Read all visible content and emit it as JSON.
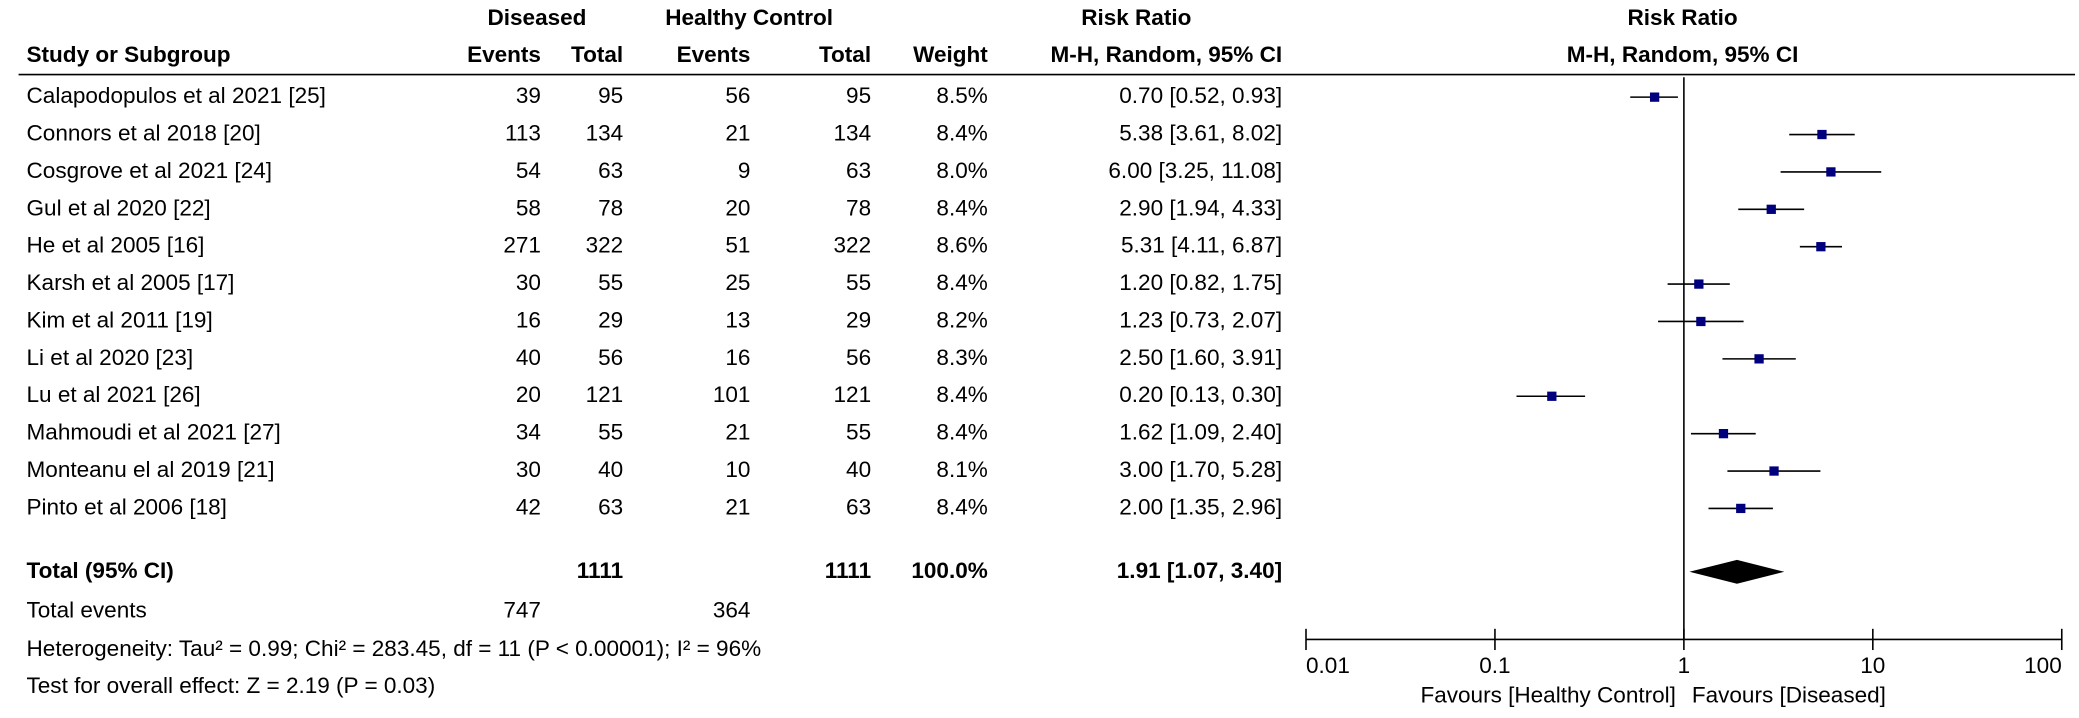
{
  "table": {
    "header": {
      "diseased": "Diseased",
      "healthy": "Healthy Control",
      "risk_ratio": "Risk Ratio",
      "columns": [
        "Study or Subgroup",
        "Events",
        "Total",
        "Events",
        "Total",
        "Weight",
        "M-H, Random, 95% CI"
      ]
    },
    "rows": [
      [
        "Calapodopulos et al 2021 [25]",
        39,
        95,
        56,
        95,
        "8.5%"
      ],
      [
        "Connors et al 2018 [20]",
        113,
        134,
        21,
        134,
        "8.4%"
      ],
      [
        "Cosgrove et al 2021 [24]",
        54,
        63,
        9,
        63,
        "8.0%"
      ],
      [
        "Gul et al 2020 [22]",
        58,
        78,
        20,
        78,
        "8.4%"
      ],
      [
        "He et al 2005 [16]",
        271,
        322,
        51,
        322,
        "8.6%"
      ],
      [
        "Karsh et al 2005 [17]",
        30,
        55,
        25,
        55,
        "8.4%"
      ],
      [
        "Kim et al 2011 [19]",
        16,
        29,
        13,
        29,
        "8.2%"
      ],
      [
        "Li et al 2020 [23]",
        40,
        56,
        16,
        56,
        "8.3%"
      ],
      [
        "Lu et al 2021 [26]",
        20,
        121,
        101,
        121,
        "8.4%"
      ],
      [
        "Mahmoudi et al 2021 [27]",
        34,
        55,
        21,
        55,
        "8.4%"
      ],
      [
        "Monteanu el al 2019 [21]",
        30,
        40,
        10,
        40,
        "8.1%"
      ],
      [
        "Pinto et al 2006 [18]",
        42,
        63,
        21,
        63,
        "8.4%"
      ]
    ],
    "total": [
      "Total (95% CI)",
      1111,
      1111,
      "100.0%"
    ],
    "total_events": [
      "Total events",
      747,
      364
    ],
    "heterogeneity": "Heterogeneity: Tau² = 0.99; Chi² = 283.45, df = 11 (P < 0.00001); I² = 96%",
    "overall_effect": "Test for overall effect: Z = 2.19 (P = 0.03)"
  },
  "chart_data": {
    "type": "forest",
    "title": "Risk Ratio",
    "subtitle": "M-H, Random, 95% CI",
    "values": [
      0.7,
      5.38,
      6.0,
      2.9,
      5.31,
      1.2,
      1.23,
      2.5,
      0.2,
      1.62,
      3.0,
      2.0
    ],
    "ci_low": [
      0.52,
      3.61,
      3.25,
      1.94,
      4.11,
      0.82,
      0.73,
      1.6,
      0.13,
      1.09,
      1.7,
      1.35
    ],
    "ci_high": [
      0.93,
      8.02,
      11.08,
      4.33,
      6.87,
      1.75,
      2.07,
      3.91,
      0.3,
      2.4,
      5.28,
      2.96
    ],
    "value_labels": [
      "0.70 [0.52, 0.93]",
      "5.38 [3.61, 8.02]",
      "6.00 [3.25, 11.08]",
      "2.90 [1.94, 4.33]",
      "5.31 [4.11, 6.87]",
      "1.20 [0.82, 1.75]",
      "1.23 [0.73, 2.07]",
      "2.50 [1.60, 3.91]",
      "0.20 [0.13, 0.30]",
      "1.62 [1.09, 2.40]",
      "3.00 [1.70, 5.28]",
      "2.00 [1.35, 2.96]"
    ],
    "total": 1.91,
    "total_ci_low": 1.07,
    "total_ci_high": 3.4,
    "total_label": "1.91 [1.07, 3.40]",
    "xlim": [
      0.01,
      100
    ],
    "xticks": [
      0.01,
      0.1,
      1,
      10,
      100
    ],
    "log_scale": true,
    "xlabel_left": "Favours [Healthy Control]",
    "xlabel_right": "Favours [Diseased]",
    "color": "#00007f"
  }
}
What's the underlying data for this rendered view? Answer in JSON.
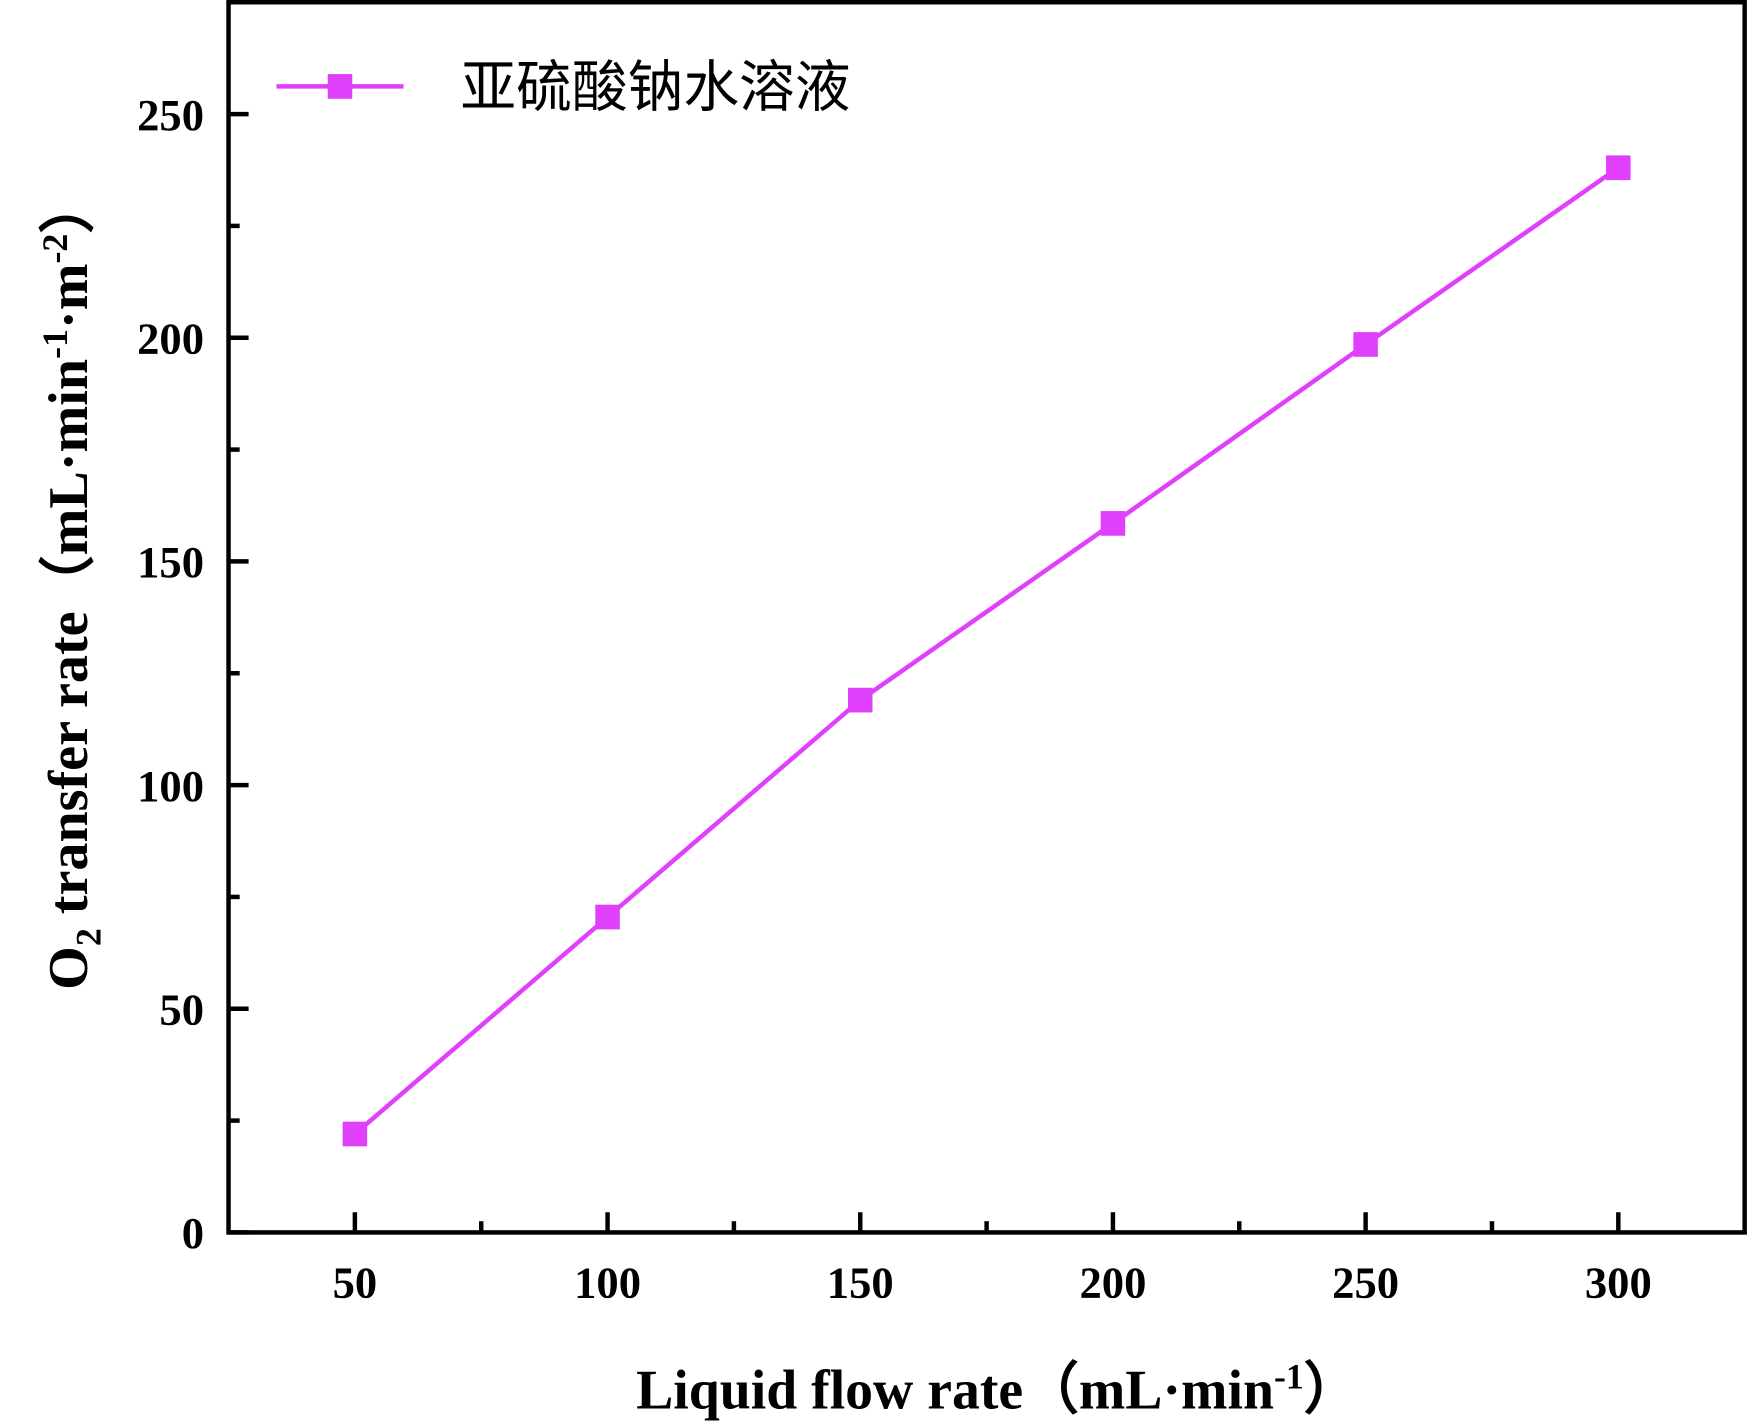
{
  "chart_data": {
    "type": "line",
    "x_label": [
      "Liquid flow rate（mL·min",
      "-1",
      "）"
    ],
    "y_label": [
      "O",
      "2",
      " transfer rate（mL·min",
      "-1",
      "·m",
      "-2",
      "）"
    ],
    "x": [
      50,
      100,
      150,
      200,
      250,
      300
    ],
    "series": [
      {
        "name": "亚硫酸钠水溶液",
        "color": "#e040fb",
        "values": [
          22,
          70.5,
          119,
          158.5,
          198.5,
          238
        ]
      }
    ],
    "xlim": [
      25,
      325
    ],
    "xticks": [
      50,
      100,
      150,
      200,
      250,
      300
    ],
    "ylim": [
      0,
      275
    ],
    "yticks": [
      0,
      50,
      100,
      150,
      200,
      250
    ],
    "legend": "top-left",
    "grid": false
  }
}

---------------

Beginning at the line with "What's the underlying" and ending at the last line of the listing above, retype each line exactly, including those two lines. Leave the pictures out.

What's the underlying data for this rendered view? Answer in JSON.
{
  "chart_data": {
    "type": "line",
    "x_label": [
      "Liquid flow rate（mL·min",
      "-1",
      "）"
    ],
    "y_label": [
      "O",
      "2",
      " transfer rate（mL·min",
      "-1",
      "·m",
      "-2",
      "）"
    ],
    "x": [
      50,
      100,
      150,
      200,
      250,
      300
    ],
    "series": [
      {
        "name": "亚硫酸钠水溶液",
        "color": "#e040fb",
        "values": [
          22,
          70.5,
          119,
          158.5,
          198.5,
          238
        ]
      }
    ],
    "xlim": [
      25,
      325
    ],
    "xticks": [
      50,
      100,
      150,
      200,
      250,
      300
    ],
    "ylim": [
      0,
      275
    ],
    "yticks": [
      0,
      50,
      100,
      150,
      200,
      250
    ],
    "legend": "top-left",
    "grid": false
  }
}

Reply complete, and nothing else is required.